Identify all lines in the listing that include the word "values", and copy them out.

[Begin]

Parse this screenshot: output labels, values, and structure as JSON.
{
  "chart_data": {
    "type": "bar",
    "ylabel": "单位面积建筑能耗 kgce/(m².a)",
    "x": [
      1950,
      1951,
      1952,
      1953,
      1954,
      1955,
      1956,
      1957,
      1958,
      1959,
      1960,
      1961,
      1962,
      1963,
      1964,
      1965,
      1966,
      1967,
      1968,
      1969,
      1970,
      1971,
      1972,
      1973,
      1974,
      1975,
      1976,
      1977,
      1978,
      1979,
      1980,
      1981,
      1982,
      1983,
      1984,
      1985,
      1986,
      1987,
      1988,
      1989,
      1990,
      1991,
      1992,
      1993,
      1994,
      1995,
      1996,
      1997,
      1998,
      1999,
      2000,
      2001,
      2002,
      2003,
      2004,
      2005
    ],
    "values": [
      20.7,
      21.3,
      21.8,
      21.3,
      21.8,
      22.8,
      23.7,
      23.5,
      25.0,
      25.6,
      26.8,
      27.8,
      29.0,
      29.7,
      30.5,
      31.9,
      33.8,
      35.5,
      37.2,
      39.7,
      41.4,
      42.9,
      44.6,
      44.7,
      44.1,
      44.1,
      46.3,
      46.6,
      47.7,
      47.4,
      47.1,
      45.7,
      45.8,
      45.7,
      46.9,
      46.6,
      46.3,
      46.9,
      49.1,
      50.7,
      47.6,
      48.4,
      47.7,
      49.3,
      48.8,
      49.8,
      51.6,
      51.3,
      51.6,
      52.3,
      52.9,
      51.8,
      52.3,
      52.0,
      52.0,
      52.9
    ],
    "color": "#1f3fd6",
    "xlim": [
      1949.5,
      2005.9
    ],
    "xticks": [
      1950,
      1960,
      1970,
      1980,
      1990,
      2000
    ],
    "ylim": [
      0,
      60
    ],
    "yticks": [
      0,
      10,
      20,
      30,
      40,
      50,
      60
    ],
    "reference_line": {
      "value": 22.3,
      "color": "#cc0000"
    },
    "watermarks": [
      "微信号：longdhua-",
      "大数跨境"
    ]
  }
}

[End]

### Completed task
Parse this screenshot: output labels, values, and structure as JSON.
    "values": [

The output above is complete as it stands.